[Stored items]
## START
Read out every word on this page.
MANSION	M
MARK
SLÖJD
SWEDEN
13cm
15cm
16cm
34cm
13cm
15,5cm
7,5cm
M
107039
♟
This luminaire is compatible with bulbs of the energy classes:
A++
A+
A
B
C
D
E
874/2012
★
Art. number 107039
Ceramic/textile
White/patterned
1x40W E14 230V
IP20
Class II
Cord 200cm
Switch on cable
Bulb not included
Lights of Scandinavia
## END
DESCRIPTION OF THE TASK: Copy all of the data. Keep every word exactly as it is.

RESULT FOR THIS EXERCISE:
Read out every word on this page.
MANSION	M
MARK
SLÖJD
SWEDEN
13cm
15cm
16cm
34cm
13cm
15,5cm
7,5cm
M
107039
♟
This luminaire is compatible with bulbs of the energy classes:
A++
A+
A
B
C
D
E
874/2012
★
Art. number 107039
Ceramic/textile
White/patterned
1x40W E14 230V
IP20
Class II
Cord 200cm
Switch on cable
Bulb not included
Lights of Scandinavia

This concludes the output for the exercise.